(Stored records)
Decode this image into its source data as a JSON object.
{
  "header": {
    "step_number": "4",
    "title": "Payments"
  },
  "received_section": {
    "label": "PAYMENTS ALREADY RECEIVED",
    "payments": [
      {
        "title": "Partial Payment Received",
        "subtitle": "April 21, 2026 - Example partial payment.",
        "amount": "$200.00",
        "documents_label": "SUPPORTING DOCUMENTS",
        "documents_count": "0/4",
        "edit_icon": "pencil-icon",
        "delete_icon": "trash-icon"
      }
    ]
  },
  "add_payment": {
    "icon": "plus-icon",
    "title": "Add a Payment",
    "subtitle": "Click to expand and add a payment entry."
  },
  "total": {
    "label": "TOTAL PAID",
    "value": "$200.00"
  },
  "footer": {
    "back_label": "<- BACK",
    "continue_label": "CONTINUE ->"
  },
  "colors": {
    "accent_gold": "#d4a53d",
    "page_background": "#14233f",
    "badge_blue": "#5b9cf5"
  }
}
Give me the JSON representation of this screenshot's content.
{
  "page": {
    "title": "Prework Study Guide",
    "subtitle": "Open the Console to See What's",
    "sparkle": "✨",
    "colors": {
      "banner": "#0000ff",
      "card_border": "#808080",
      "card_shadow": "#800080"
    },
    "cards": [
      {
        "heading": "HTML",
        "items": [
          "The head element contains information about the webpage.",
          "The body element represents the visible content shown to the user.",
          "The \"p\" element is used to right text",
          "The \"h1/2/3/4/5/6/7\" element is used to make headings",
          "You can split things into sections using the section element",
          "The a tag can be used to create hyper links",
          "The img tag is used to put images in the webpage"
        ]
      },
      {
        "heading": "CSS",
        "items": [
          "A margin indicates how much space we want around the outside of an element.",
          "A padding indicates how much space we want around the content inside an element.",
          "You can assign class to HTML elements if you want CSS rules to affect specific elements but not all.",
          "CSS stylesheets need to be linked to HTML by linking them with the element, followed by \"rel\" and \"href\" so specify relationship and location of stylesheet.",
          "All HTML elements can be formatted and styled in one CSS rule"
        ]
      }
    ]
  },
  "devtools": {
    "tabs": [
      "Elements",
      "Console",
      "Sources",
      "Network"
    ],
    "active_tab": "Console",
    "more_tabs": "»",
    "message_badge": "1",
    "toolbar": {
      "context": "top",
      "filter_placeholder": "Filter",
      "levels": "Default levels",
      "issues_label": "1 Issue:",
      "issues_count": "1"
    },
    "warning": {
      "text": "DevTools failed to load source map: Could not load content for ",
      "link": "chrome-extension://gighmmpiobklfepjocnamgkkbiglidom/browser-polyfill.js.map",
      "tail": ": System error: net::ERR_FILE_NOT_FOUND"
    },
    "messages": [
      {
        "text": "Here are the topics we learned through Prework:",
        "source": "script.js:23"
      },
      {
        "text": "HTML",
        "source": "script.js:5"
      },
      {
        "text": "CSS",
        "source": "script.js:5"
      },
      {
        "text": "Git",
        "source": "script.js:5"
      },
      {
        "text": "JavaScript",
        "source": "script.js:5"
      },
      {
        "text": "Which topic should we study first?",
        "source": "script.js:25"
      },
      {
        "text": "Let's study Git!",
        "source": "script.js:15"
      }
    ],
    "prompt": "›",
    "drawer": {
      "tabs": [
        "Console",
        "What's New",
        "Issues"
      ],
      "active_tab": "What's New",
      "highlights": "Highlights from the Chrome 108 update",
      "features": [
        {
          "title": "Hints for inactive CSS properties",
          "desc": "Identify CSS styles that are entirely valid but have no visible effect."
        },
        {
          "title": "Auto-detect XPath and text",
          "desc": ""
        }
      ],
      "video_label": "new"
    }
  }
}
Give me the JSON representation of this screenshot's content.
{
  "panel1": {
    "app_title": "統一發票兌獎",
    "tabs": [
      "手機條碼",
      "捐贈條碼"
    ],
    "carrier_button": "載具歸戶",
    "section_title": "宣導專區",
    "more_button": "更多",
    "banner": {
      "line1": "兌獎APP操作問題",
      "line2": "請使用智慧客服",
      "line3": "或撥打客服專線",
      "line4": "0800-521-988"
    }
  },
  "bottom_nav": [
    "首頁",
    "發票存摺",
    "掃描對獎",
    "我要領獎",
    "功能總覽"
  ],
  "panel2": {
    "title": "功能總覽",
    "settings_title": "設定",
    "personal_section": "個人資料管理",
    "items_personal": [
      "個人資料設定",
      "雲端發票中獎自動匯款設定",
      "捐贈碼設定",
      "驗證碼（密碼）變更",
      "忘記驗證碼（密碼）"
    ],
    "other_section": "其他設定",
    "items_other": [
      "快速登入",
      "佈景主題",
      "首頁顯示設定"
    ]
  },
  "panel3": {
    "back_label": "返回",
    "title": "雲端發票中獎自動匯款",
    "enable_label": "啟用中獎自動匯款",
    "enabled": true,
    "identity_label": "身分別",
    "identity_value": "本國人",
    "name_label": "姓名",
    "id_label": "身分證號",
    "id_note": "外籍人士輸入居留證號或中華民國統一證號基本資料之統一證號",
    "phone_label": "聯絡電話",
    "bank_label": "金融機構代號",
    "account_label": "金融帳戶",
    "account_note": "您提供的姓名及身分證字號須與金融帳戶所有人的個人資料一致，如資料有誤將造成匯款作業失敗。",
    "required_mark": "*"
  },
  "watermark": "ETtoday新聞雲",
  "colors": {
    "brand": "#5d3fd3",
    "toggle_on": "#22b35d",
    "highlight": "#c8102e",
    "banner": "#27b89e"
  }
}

* Instruction *
Repeat each entry word for word.

* Final answer *
Decode this image into its source data as a JSON object.
{
  "header": {
    "step_number": "4",
    "title": "Payments"
  },
  "received_section": {
    "label": "PAYMENTS ALREADY RECEIVED",
    "payments": [
      {
        "title": "Partial Payment Received",
        "subtitle": "April 21, 2026 - Example partial payment.",
        "amount": "$200.00",
        "documents_label": "SUPPORTING DOCUMENTS",
        "documents_count": "0/4",
        "edit_icon": "pencil-icon",
        "delete_icon": "trash-icon"
      }
    ]
  },
  "add_payment": {
    "icon": "plus-icon",
    "title": "Add a Payment",
    "subtitle": "Click to expand and add a payment entry."
  },
  "total": {
    "label": "TOTAL PAID",
    "value": "$200.00"
  },
  "footer": {
    "back_label": "<- BACK",
    "continue_label": "CONTINUE ->"
  },
  "colors": {
    "accent_gold": "#d4a53d",
    "page_background": "#14233f",
    "badge_blue": "#5b9cf5"
  }
}
Give me the JSON representation of this screenshot's content.
{
  "page": {
    "title": "Prework Study Guide",
    "subtitle": "Open the Console to See What's",
    "sparkle": "✨",
    "colors": {
      "banner": "#0000ff",
      "card_border": "#808080",
      "card_shadow": "#800080"
    },
    "cards": [
      {
        "heading": "HTML",
        "items": [
          "The head element contains information about the webpage.",
          "The body element represents the visible content shown to the user.",
          "The \"p\" element is used to right text",
          "The \"h1/2/3/4/5/6/7\" element is used to make headings",
          "You can split things into sections using the section element",
          "The a tag can be used to create hyper links",
          "The img tag is used to put images in the webpage"
        ]
      },
      {
        "heading": "CSS",
        "items": [
          "A margin indicates how much space we want around the outside of an element.",
          "A padding indicates how much space we want around the content inside an element.",
          "You can assign class to HTML elements if you want CSS rules to affect specific elements but not all.",
          "CSS stylesheets need to be linked to HTML by linking them with the element, followed by \"rel\" and \"href\" so specify relationship and location of stylesheet.",
          "All HTML elements can be formatted and styled in one CSS rule"
        ]
      }
    ]
  },
  "devtools": {
    "tabs": [
      "Elements",
      "Console",
      "Sources",
      "Network"
    ],
    "active_tab": "Console",
    "more_tabs": "»",
    "message_badge": "1",
    "toolbar": {
      "context": "top",
      "filter_placeholder": "Filter",
      "levels": "Default levels",
      "issues_label": "1 Issue:",
      "issues_count": "1"
    },
    "warning": {
      "text": "DevTools failed to load source map: Could not load content for ",
      "link": "chrome-extension://gighmmpiobklfepjocnamgkkbiglidom/browser-polyfill.js.map",
      "tail": ": System error: net::ERR_FILE_NOT_FOUND"
    },
    "messages": [
      {
        "text": "Here are the topics we learned through Prework:",
        "source": "script.js:23"
      },
      {
        "text": "HTML",
        "source": "script.js:5"
      },
      {
        "text": "CSS",
        "source": "script.js:5"
      },
      {
        "text": "Git",
        "source": "script.js:5"
      },
      {
        "text": "JavaScript",
        "source": "script.js:5"
      },
      {
        "text": "Which topic should we study first?",
        "source": "script.js:25"
      },
      {
        "text": "Let's study Git!",
        "source": "script.js:15"
      }
    ],
    "prompt": "›",
    "drawer": {
      "tabs": [
        "Console",
        "What's New",
        "Issues"
      ],
      "active_tab": "What's New",
      "highlights": "Highlights from the Chrome 108 update",
      "features": [
        {
          "title": "Hints for inactive CSS properties",
          "desc": "Identify CSS styles that are entirely valid but have no visible effect."
        },
        {
          "title": "Auto-detect XPath and text",
          "desc": ""
        }
      ],
      "video_label": "new"
    }
  }
}
Give me the JSON representation of this screenshot's content.
{
  "panel1": {
    "app_title": "統一發票兌獎",
    "tabs": [
      "手機條碼",
      "捐贈條碼"
    ],
    "carrier_button": "載具歸戶",
    "section_title": "宣導專區",
    "more_button": "更多",
    "banner": {
      "line1": "兌獎APP操作問題",
      "line2": "請使用智慧客服",
      "line3": "或撥打客服專線",
      "line4": "0800-521-988"
    }
  },
  "bottom_nav": [
    "首頁",
    "發票存摺",
    "掃描對獎",
    "我要領獎",
    "功能總覽"
  ],
  "panel2": {
    "title": "功能總覽",
    "settings_title": "設定",
    "personal_section": "個人資料管理",
    "items_personal": [
      "個人資料設定",
      "雲端發票中獎自動匯款設定",
      "捐贈碼設定",
      "驗證碼（密碼）變更",
      "忘記驗證碼（密碼）"
    ],
    "other_section": "其他設定",
    "items_other": [
      "快速登入",
      "佈景主題",
      "首頁顯示設定"
    ]
  },
  "panel3": {
    "back_label": "返回",
    "title": "雲端發票中獎自動匯款",
    "enable_label": "啟用中獎自動匯款",
    "enabled": true,
    "identity_label": "身分別",
    "identity_value": "本國人",
    "name_label": "姓名",
    "id_label": "身分證號",
    "id_note": "外籍人士輸入居留證號或中華民國統一證號基本資料之統一證號",
    "phone_label": "聯絡電話",
    "bank_label": "金融機構代號",
    "account_label": "金融帳戶",
    "account_note": "您提供的姓名及身分證字號須與金融帳戶所有人的個人資料一致，如資料有誤將造成匯款作業失敗。",
    "required_mark": "*"
  },
  "watermark": "ETtoday新聞雲",
  "colors": {
    "brand": "#5d3fd3",
    "toggle_on": "#22b35d",
    "highlight": "#c8102e",
    "banner": "#27b89e"
  }
}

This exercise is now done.